Show all lines from the listing below that contain "right".

#####

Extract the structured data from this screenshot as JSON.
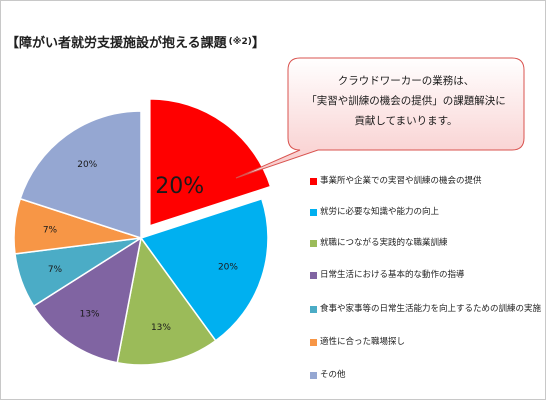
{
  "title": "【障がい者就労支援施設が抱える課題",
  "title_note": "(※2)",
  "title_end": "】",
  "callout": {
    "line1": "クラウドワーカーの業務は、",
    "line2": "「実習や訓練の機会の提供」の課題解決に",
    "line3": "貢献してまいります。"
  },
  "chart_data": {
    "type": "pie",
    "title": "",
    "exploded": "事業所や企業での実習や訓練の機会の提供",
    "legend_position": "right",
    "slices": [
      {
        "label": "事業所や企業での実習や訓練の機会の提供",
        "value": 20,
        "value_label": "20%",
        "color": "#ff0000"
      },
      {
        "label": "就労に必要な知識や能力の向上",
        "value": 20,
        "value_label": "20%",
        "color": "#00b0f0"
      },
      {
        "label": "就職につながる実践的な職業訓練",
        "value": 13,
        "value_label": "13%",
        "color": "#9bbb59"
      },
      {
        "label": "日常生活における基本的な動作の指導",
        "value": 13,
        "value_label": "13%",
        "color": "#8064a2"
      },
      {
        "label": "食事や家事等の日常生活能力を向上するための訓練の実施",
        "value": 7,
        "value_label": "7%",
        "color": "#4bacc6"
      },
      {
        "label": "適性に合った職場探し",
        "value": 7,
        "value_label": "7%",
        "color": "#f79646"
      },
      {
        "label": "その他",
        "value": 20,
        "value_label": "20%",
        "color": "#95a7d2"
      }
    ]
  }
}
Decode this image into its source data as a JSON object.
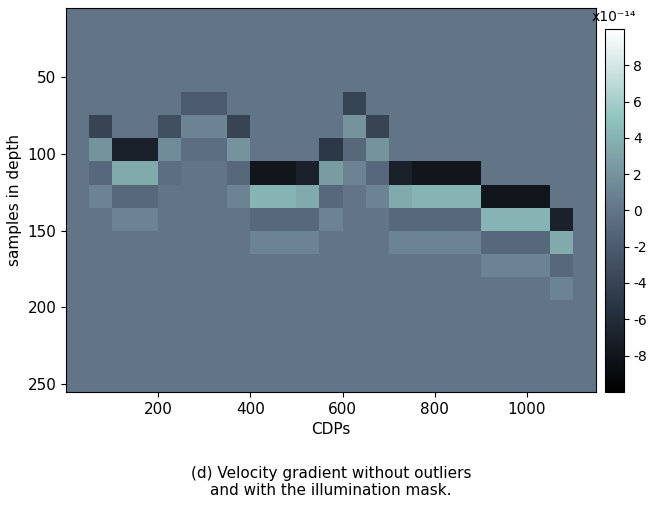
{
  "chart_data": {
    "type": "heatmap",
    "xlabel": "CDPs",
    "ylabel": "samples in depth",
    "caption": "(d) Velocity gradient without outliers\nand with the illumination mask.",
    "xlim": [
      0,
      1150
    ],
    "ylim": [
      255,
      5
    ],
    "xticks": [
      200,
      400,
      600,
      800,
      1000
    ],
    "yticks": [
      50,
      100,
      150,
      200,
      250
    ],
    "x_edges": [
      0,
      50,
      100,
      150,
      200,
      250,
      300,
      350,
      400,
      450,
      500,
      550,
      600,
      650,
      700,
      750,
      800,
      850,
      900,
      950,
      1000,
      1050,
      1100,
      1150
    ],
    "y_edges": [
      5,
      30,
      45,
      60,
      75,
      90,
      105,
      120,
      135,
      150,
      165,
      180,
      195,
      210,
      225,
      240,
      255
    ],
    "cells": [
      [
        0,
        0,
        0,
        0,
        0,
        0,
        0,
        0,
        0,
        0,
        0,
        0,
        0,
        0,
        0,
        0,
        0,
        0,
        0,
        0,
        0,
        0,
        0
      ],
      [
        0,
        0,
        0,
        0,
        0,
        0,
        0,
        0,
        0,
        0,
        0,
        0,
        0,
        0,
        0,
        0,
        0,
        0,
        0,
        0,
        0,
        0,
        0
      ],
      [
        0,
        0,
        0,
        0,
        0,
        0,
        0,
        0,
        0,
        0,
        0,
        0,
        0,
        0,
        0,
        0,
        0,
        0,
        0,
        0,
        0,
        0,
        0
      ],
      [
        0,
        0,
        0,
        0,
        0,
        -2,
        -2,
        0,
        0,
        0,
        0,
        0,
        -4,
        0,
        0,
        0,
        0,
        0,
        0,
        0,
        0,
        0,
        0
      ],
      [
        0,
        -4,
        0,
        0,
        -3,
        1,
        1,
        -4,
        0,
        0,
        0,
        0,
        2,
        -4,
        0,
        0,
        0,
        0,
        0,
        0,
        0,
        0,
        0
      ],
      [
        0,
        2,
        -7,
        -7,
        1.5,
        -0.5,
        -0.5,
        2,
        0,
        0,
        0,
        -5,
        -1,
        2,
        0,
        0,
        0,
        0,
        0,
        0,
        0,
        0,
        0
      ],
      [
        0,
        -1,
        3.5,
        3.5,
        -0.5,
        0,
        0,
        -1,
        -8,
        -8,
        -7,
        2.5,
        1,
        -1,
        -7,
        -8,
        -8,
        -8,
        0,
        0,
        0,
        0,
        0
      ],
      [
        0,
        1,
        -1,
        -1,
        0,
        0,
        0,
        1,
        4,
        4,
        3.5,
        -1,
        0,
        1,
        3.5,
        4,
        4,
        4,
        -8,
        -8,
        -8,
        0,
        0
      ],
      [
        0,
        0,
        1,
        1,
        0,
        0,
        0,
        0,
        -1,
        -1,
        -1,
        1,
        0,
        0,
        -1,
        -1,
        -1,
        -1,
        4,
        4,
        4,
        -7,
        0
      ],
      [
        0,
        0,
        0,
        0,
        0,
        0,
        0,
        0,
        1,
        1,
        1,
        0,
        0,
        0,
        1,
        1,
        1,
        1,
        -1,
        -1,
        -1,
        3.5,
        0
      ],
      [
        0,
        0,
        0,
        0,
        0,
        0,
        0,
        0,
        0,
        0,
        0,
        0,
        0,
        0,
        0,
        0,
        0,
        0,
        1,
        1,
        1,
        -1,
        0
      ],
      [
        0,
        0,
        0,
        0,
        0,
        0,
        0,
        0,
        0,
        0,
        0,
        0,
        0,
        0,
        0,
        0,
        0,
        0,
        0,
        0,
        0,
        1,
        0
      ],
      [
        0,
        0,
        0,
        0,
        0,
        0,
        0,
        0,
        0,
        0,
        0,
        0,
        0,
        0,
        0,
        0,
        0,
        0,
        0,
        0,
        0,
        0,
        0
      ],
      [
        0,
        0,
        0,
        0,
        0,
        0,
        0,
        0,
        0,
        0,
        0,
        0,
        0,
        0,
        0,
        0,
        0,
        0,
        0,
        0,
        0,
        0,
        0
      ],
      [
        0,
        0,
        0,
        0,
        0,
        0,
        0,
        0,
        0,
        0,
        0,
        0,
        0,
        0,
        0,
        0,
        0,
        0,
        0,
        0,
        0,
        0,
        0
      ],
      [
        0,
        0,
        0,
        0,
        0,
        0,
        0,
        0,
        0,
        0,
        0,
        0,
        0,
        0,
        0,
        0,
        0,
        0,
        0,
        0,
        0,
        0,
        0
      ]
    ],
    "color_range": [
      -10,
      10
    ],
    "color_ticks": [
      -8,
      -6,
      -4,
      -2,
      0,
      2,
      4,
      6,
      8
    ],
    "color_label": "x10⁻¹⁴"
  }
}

#####

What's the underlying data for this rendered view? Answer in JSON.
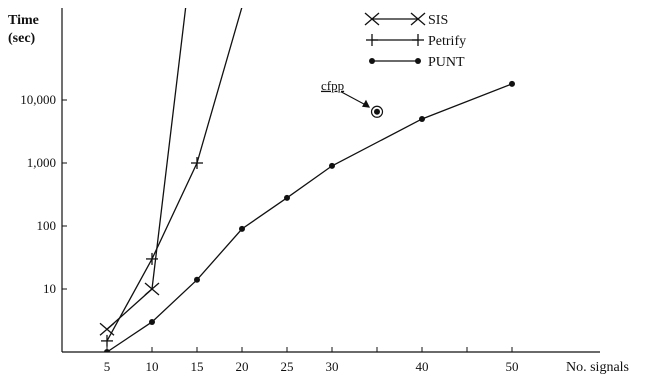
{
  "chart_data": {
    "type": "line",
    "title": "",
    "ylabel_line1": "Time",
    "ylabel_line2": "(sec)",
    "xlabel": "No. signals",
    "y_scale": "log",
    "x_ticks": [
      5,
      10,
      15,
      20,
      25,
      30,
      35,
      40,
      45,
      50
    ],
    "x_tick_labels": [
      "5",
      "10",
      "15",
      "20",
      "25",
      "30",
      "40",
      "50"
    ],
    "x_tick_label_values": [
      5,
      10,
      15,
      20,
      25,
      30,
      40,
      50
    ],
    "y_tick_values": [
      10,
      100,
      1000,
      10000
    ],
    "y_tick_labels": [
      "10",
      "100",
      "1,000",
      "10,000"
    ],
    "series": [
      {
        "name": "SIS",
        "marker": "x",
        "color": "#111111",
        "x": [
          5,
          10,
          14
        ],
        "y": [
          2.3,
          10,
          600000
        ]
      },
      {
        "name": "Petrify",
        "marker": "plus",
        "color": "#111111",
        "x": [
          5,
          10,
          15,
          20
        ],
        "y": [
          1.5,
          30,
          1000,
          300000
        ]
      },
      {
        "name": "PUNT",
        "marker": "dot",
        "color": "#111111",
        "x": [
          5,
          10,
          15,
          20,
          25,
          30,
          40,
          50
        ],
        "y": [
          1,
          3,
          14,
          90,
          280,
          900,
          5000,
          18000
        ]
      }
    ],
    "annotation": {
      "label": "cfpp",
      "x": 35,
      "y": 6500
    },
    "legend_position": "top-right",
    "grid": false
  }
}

#####

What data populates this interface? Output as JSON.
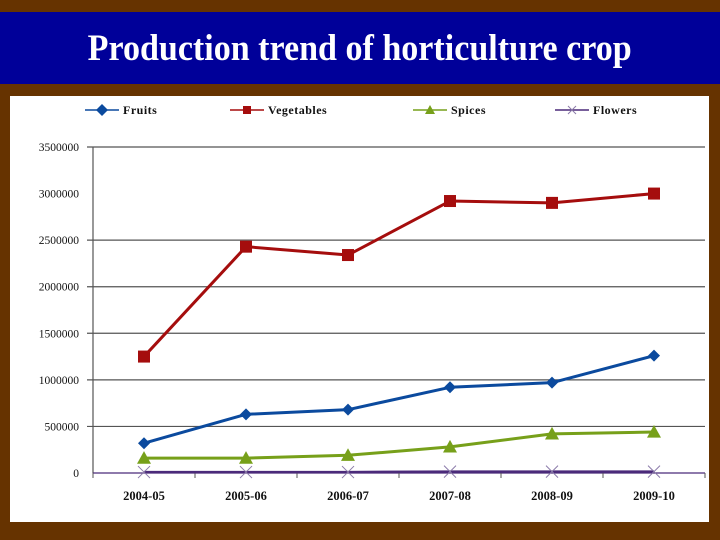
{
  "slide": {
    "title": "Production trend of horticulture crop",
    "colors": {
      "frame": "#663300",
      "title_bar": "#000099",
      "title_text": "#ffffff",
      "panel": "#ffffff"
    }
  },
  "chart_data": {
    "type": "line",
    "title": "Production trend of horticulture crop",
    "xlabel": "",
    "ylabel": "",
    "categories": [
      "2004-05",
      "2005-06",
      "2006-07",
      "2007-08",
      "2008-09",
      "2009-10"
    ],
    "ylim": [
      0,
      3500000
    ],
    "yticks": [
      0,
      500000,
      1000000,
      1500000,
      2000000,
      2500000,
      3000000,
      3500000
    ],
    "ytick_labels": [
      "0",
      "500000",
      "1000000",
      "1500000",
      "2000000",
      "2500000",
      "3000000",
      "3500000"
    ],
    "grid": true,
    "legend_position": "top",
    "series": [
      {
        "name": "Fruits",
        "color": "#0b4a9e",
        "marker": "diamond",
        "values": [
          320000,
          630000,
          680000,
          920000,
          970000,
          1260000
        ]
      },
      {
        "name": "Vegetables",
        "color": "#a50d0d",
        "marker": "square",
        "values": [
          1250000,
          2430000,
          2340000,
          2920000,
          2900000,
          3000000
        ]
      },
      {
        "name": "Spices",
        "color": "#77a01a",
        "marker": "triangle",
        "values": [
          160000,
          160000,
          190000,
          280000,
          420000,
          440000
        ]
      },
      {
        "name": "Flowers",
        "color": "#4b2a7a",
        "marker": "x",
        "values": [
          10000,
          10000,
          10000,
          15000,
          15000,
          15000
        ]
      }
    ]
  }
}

#####

Answer to this problem:
    "legend_position": "right",
    "legend_position": "top-right",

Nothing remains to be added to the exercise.